- Your assignment:
Search the material for the string "Reduced", then show every line where it turns up.

- Records for the task:
--*--
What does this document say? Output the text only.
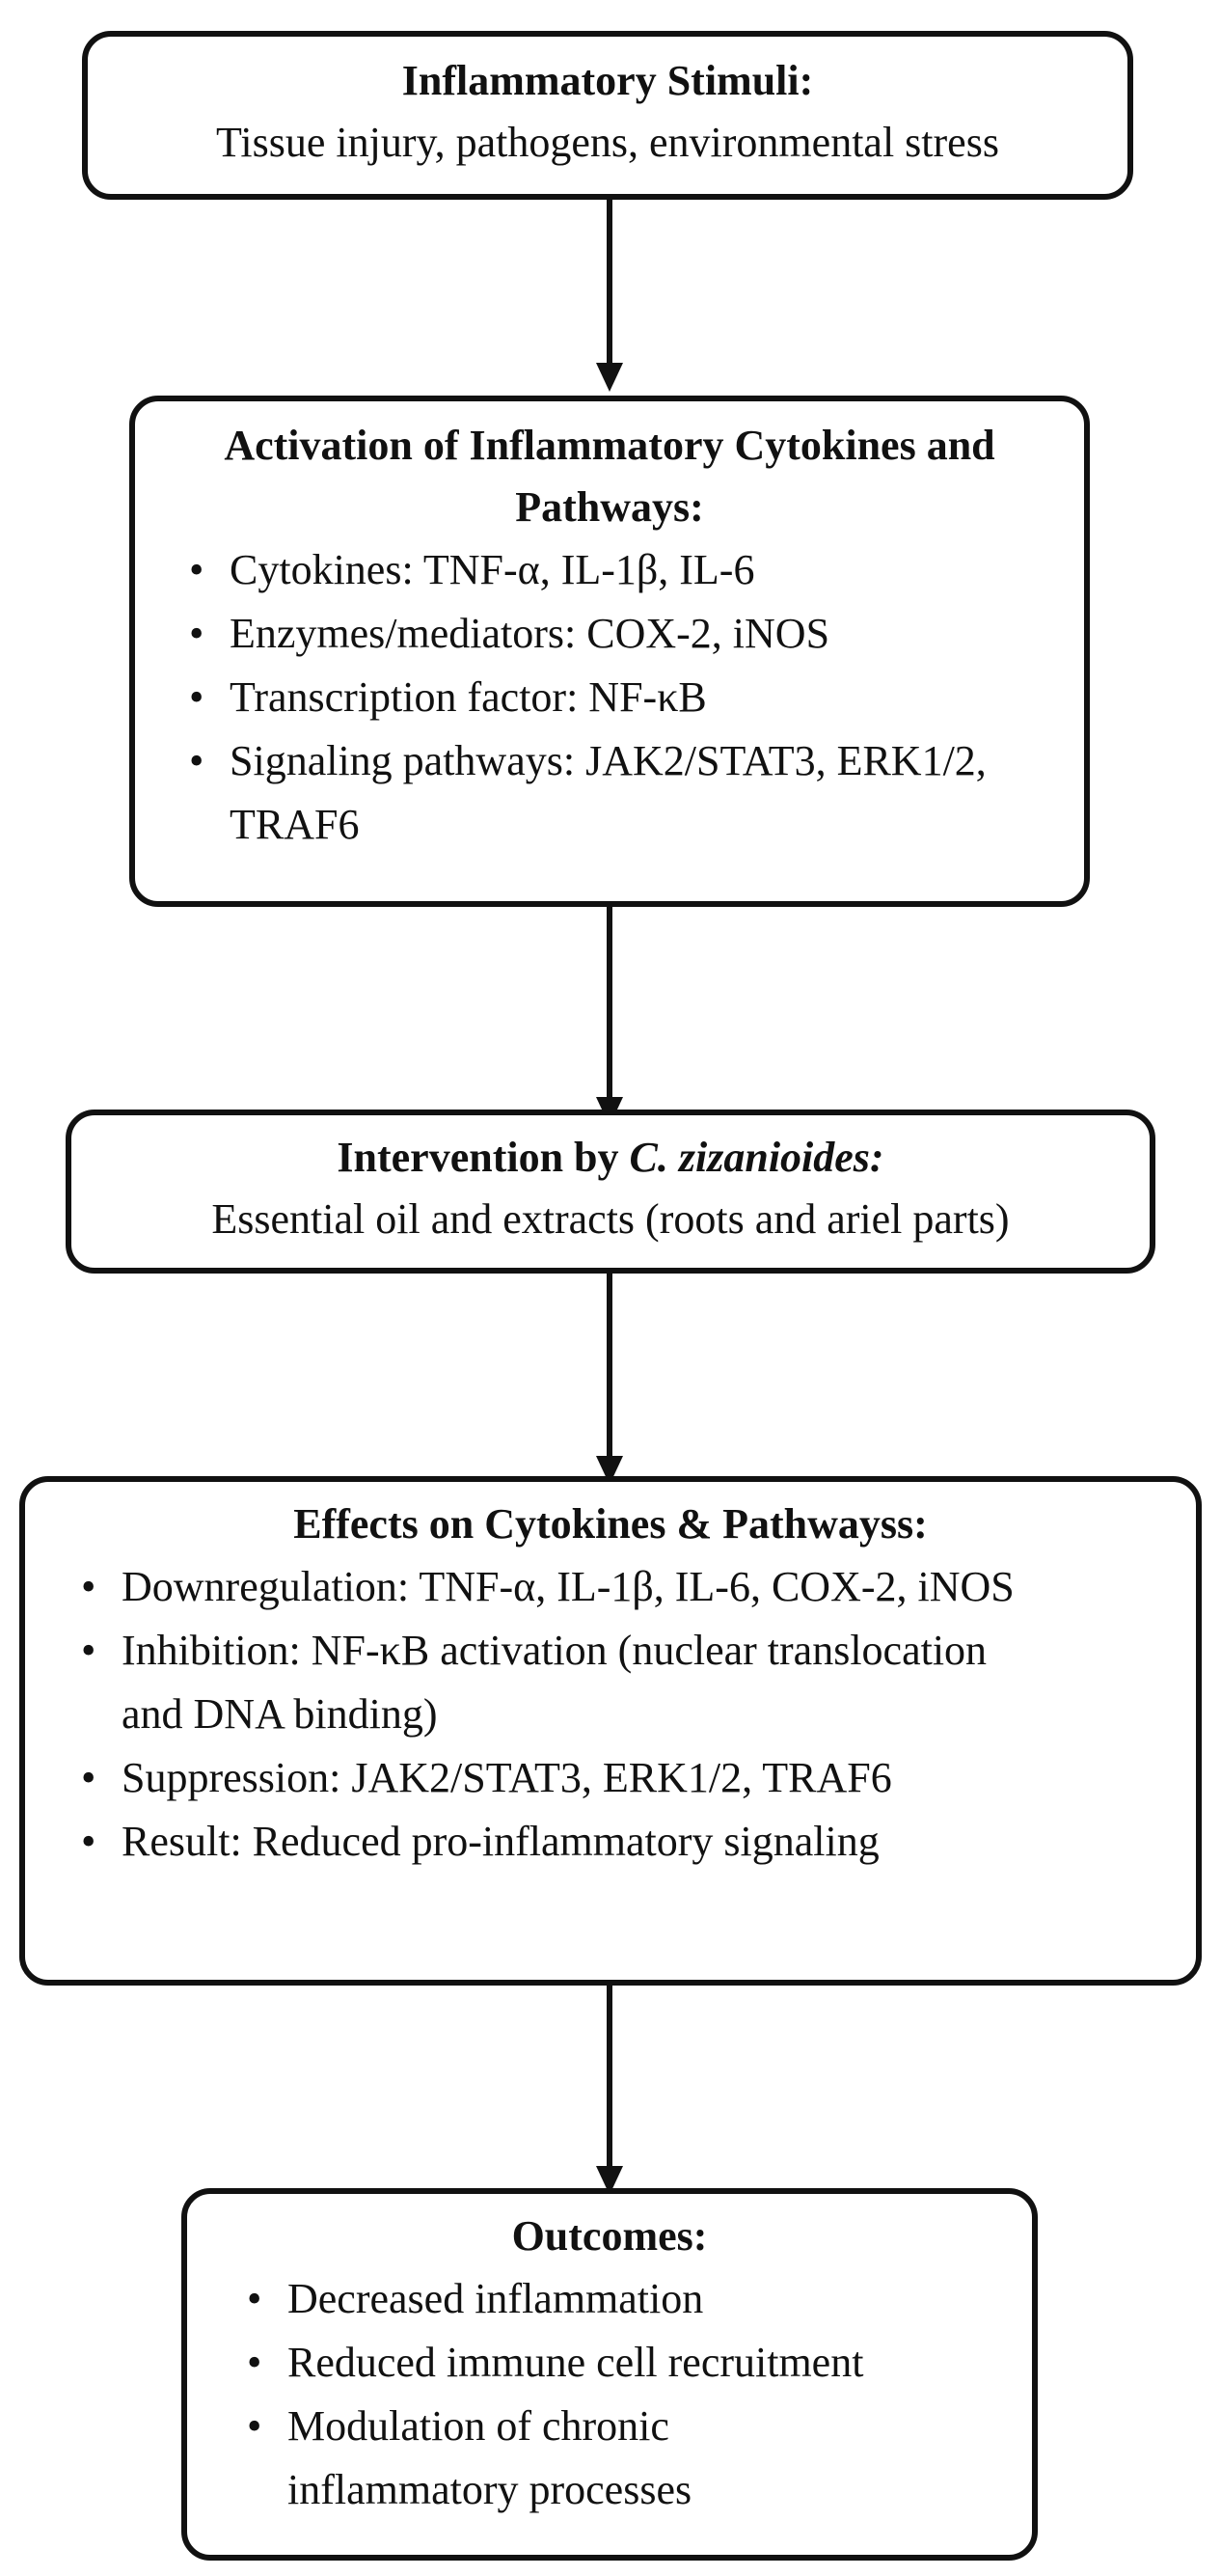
Inflammatory Stimuli:
Tissue injury, pathogens, environmental stress
Activation of Inflammatory Cytokines and Pathways:
• Cytokines: TNF-α, IL-1β, IL-6
• Enzymes/mediators: COX-2, iNOS
• Transcription factor: NF-κB
• Signaling pathways: JAK2/STAT3, ERK1/2, TRAF6
Intervention by C. zizanioides:
Essential oil and extracts (roots and ariel parts)
Effects on Cytokines & Pathwayss:
• Downregulation: TNF-α, IL-1β, IL-6, COX-2, iNOS
• Inhibition: NF-κB activation (nuclear translocation and DNA binding)
• Suppression: JAK2/STAT3, ERK1/2, TRAF6
• Result: Reduced pro-inflammatory signaling
Outcomes:
• Decreased inflammation
• Reduced immune cell recruitment
• Modulation of chronic inflammatory processes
--*--
- Your response:
• Result: Reduced pro-inflammatory signaling
• Reduced immune cell recruitment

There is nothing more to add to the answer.